-- Start of Supplied data --
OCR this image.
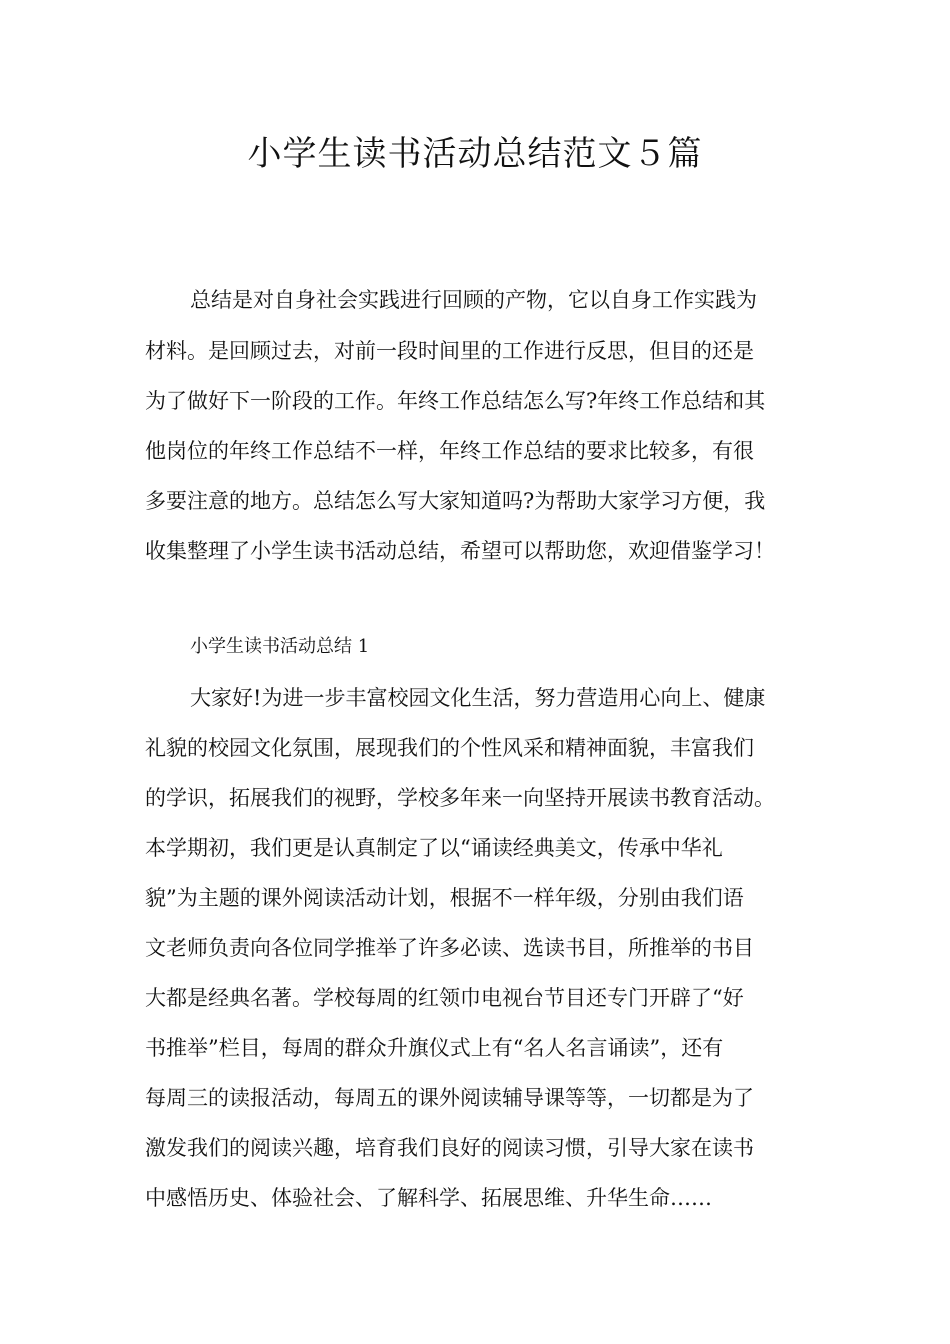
小学生读书活动总结范文５篇
总结是对自身社会实践进行回顾的产物，它以自身工作实践为
材料。是回顾过去，对前一段时间里的工作进行反思，但目的还是
为了做好下一阶段的工作。年终工作总结怎么写?年终工作总结和其
他岗位的年终工作总结不一样，年终工作总结的要求比较多，有很
多要注意的地方。总结怎么写大家知道吗?为帮助大家学习方便，我
收集整理了小学生读书活动总结，希望可以帮助您，欢迎借鉴学习！
小学生读书活动总结 1
大家好!为进一步丰富校园文化生活，努力营造用心向上、健康
礼貌的校园文化氛围，展现我们的个性风采和精神面貌，丰富我们
的学识，拓展我们的视野，学校多年来一向坚持开展读书教育活动。
本学期初，我们更是认真制定了以“诵读经典美文，传承中华礼
貌”为主题的课外阅读活动计划，根据不一样年级，分别由我们语
文老师负责向各位同学推举了许多必读、选读书目，所推举的书目
大都是经典名著。学校每周的红领巾电视台节目还专门开辟了“好
书推举”栏目，每周的群众升旗仪式上有“名人名言诵读”，还有
每周三的读报活动，每周五的课外阅读辅导课等等，一切都是为了
激发我们的阅读兴趣，培育我们良好的阅读习惯，引导大家在读书
中感悟历史、体验社会、了解科学、拓展思维、升华生命……
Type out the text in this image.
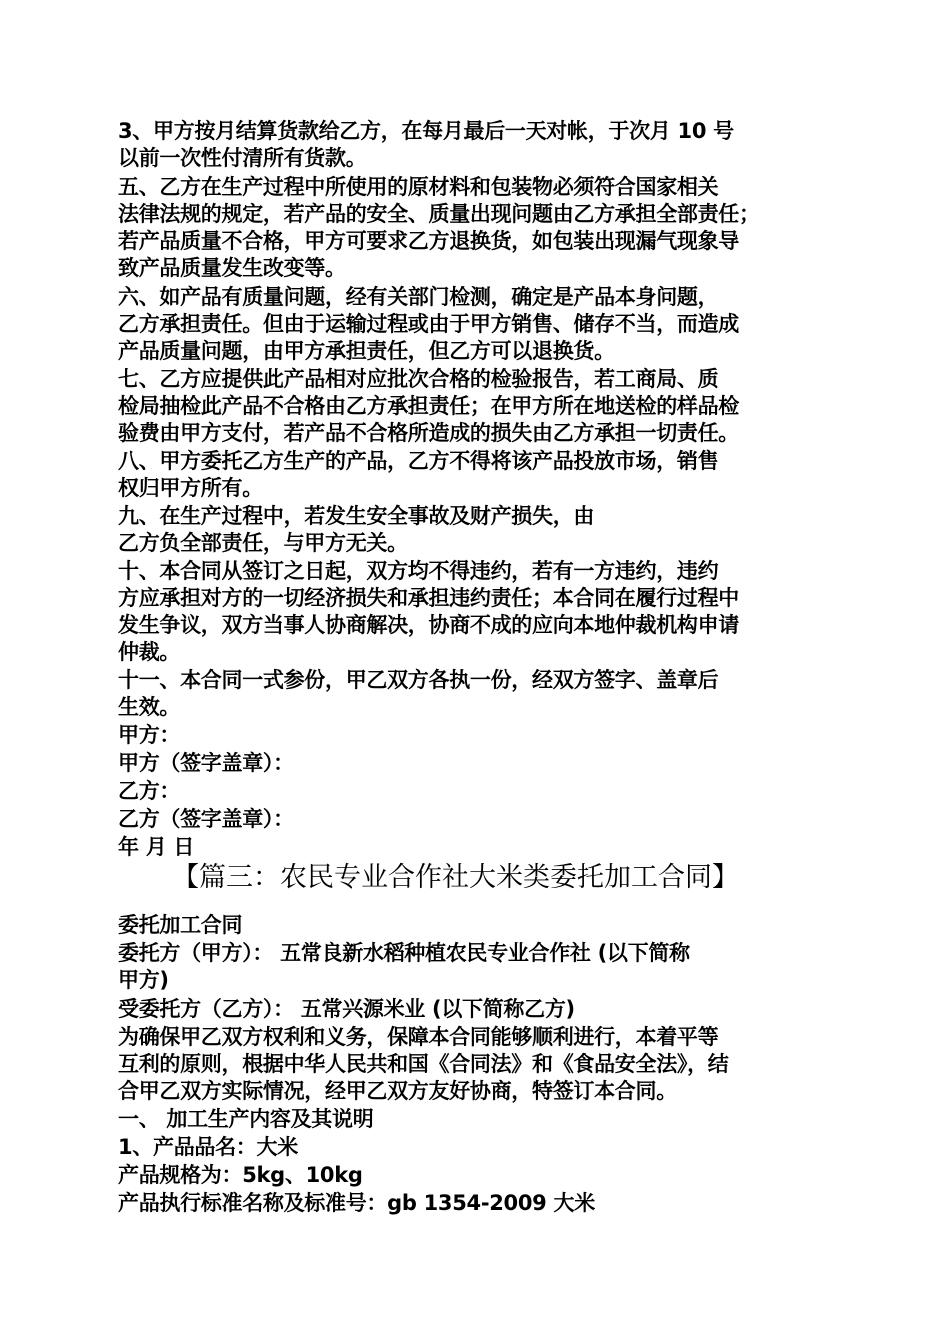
3、甲方按月结算货款给乙方，在每月最后一天对帐，于次月 10 号
以前一次性付清所有货款。
五、乙方在生产过程中所使用的原材料和包装物必须符合国家相关
法律法规的规定，若产品的安全、质量出现问题由乙方承担全部责任；
若产品质量不合格，甲方可要求乙方退换货，如包装出现漏气现象导
致产品质量发生改变等。
六、如产品有质量问题，经有关部门检测，确定是产品本身问题，
乙方承担责任。但由于运输过程或由于甲方销售、储存不当，而造成
产品质量问题，由甲方承担责任，但乙方可以退换货。
七、乙方应提供此产品相对应批次合格的检验报告，若工商局、质
检局抽检此产品不合格由乙方承担责任；在甲方所在地送检的样品检
验费由甲方支付，若产品不合格所造成的损失由乙方承担一切责任。
八、甲方委托乙方生产的产品，乙方不得将该产品投放市场，销售
权归甲方所有。
九、在生产过程中，若发生安全事故及财产损失，由
乙方负全部责任，与甲方无关。
十、本合同从签订之日起，双方均不得违约，若有一方违约，违约
方应承担对方的一切经济损失和承担违约责任；本合同在履行过程中
发生争议，双方当事人协商解决，协商不成的应向本地仲裁机构申请
仲裁。
十一、本合同一式参份，甲乙双方各执一份，经双方签字、盖章后
生效。
甲方：
甲方（签字盖章）：
乙方：
乙方（签字盖章）：
年 月 日
【篇三：农民专业合作社大米类委托加工合同】
委托加工合同
委托方（甲方）： 五常良新水稻种植农民专业合作社 (以下简称
甲方)
受委托方（乙方）： 五常兴源米业 (以下简称乙方)
为确保甲乙双方权利和义务，保障本合同能够顺利进行，本着平等
互利的原则，根据中华人民共和国《合同法》和《食品安全法》，结
合甲乙双方实际情况，经甲乙双方友好协商，特签订本合同。
一、 加工生产内容及其说明
1、产品品名：大米
产品规格为：5kg、10kg
产品执行标准名称及标准号：gb 1354-2009 大米
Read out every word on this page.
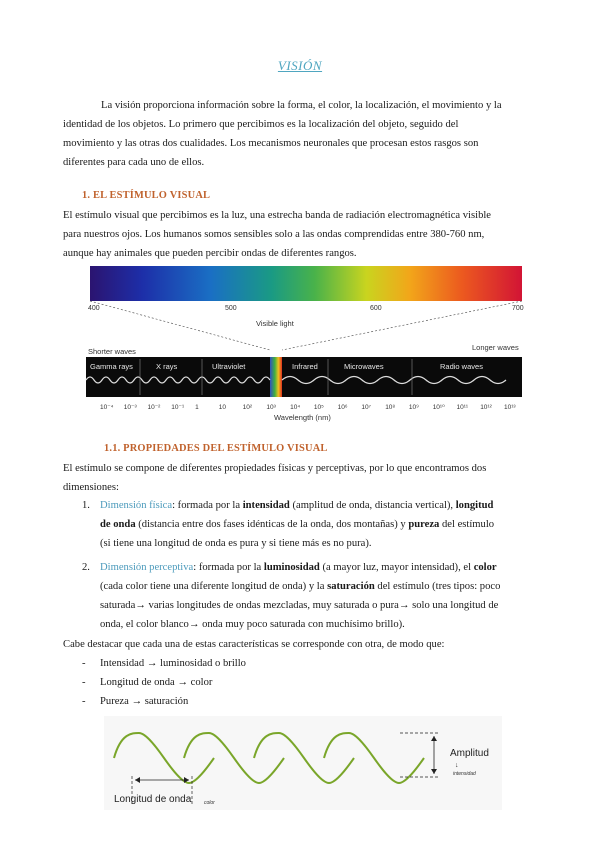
VISIÓN
La visión proporciona información sobre la forma, el color, la localización, el movimiento y la
identidad de los objetos. Lo primero que percibimos es la localización del objeto, seguido del
movimiento y las otras dos cualidades. Los mecanismos neuronales que procesan estos rasgos son
diferentes para cada uno de ellos.
1. EL ESTÍMULO VISUAL
El estímulo visual que percibimos es la luz, una estrecha banda de radiación electromagnética visible
para nuestros ojos. Los humanos somos sensibles solo a las ondas comprendidas entre 380-760 nm,
aunque hay animales que pueden percibir ondas de diferentes rangos.
400	500	600	700
Visible light
Shorter waves	Longer waves
Gamma rays	X rays	Ultraviolet	Infrared	Microwaves	Radio waves
10⁻⁴ 10⁻³ 10⁻² 10⁻¹ 1	10	10² 10³ 10⁴ 10⁵ 10⁶ 10⁷ 10⁸ 10⁹ 10¹⁰ 10¹¹ 10¹² 10¹³
Wavelength (nm)
1.1. PROPIEDADES DEL ESTÍMULO VISUAL
El estímulo se compone de diferentes propiedades físicas y perceptivas, por lo que encontramos dos
dimensiones:
1. Dimensión física: formada por la intensidad (amplitud de onda, distancia vertical), longitud
de onda (distancia entre dos fases idénticas de la onda, dos montañas) y pureza del estímulo
(si tiene una longitud de onda es pura y si tiene más es no pura).
2. Dimensión perceptiva: formada por la luminosidad (a mayor luz, mayor intensidad), el color
(cada color tiene una diferente longitud de onda) y la saturación del estímulo (tres tipos: poco
saturada→ varias longitudes de ondas mezcladas, muy saturada o pura→ solo una longitud de
onda, el color blanco→ onda muy poco saturada con muchísimo brillo).
Cabe destacar que cada una de estas características se corresponde con otra, de modo que:
- Intensidad → luminosidad o brillo
- Longitud de onda → color
- Pureza → saturación
Amplitud
↓
intensidad
Longitud de onda	color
-- End of Supplied data --
What to work on = All of the records above must be copied exactly, except for the pictures.

Complete answer =
OCR this image.
小学生读书活动总结范文５篇
总结是对自身社会实践进行回顾的产物，它以自身工作实践为
材料。是回顾过去，对前一段时间里的工作进行反思，但目的还是
为了做好下一阶段的工作。年终工作总结怎么写?年终工作总结和其
他岗位的年终工作总结不一样，年终工作总结的要求比较多，有很
多要注意的地方。总结怎么写大家知道吗?为帮助大家学习方便，我
收集整理了小学生读书活动总结，希望可以帮助您，欢迎借鉴学习！
小学生读书活动总结 1
大家好!为进一步丰富校园文化生活，努力营造用心向上、健康
礼貌的校园文化氛围，展现我们的个性风采和精神面貌，丰富我们
的学识，拓展我们的视野，学校多年来一向坚持开展读书教育活动。
本学期初，我们更是认真制定了以“诵读经典美文，传承中华礼
貌”为主题的课外阅读活动计划，根据不一样年级，分别由我们语
文老师负责向各位同学推举了许多必读、选读书目，所推举的书目
大都是经典名著。学校每周的红领巾电视台节目还专门开辟了“好
书推举”栏目，每周的群众升旗仪式上有“名人名言诵读”，还有
每周三的读报活动，每周五的课外阅读辅导课等等，一切都是为了
激发我们的阅读兴趣，培育我们良好的阅读习惯，引导大家在读书
中感悟历史、体验社会、了解科学、拓展思维、升华生命……
Type out the text in this image.
3、甲方按月结算货款给乙方，在每月最后一天对帐，于次月 10 号
以前一次性付清所有货款。
五、乙方在生产过程中所使用的原材料和包装物必须符合国家相关
法律法规的规定，若产品的安全、质量出现问题由乙方承担全部责任；
若产品质量不合格，甲方可要求乙方退换货，如包装出现漏气现象导
致产品质量发生改变等。
六、如产品有质量问题，经有关部门检测，确定是产品本身问题，
乙方承担责任。但由于运输过程或由于甲方销售、储存不当，而造成
产品质量问题，由甲方承担责任，但乙方可以退换货。
七、乙方应提供此产品相对应批次合格的检验报告，若工商局、质
检局抽检此产品不合格由乙方承担责任；在甲方所在地送检的样品检
验费由甲方支付，若产品不合格所造成的损失由乙方承担一切责任。
八、甲方委托乙方生产的产品，乙方不得将该产品投放市场，销售
权归甲方所有。
九、在生产过程中，若发生安全事故及财产损失，由
乙方负全部责任，与甲方无关。
十、本合同从签订之日起，双方均不得违约，若有一方违约，违约
方应承担对方的一切经济损失和承担违约责任；本合同在履行过程中
发生争议，双方当事人协商解决，协商不成的应向本地仲裁机构申请
仲裁。
十一、本合同一式参份，甲乙双方各执一份，经双方签字、盖章后
生效。
甲方：
甲方（签字盖章）：
乙方：
乙方（签字盖章）：
年 月 日
【篇三：农民专业合作社大米类委托加工合同】
委托加工合同
委托方（甲方）： 五常良新水稻种植农民专业合作社 (以下简称
甲方)
受委托方（乙方）： 五常兴源米业 (以下简称乙方)
为确保甲乙双方权利和义务，保障本合同能够顺利进行，本着平等
互利的原则，根据中华人民共和国《合同法》和《食品安全法》，结
合甲乙双方实际情况，经甲乙双方友好协商，特签订本合同。
一、 加工生产内容及其说明
1、产品品名：大米
产品规格为：5kg、10kg
产品执行标准名称及标准号：gb 1354-2009 大米
Read out every word on this page.
VISIÓN
La visión proporciona información sobre la forma, el color, la localización, el movimiento y la
identidad de los objetos. Lo primero que percibimos es la localización del objeto, seguido del
movimiento y las otras dos cualidades. Los mecanismos neuronales que procesan estos rasgos son
diferentes para cada uno de ellos.
1. EL ESTÍMULO VISUAL
El estímulo visual que percibimos es la luz, una estrecha banda de radiación electromagnética visible
para nuestros ojos. Los humanos somos sensibles solo a las ondas comprendidas entre 380-760 nm,
aunque hay animales que pueden percibir ondas de diferentes rangos.
400	500	600	700
Visible light
Shorter waves	Longer waves
Gamma rays	X rays	Ultraviolet	Infrared	Microwaves	Radio waves
10⁻⁴ 10⁻³ 10⁻² 10⁻¹ 1	10	10² 10³ 10⁴ 10⁵ 10⁶ 10⁷ 10⁸ 10⁹ 10¹⁰ 10¹¹ 10¹² 10¹³
Wavelength (nm)
1.1. PROPIEDADES DEL ESTÍMULO VISUAL
El estímulo se compone de diferentes propiedades físicas y perceptivas, por lo que encontramos dos
dimensiones:
1. Dimensión física: formada por la intensidad (amplitud de onda, distancia vertical), longitud
de onda (distancia entre dos fases idénticas de la onda, dos montañas) y pureza del estímulo
(si tiene una longitud de onda es pura y si tiene más es no pura).
2. Dimensión perceptiva: formada por la luminosidad (a mayor luz, mayor intensidad), el color
(cada color tiene una diferente longitud de onda) y la saturación del estímulo (tres tipos: poco
saturada→ varias longitudes de ondas mezcladas, muy saturada o pura→ solo una longitud de
onda, el color blanco→ onda muy poco saturada con muchísimo brillo).
Cabe destacar que cada una de estas características se corresponde con otra, de modo que:
- Intensidad → luminosidad o brillo
- Longitud de onda → color
- Pureza → saturación
Amplitud
↓
intensidad
Longitud de onda	color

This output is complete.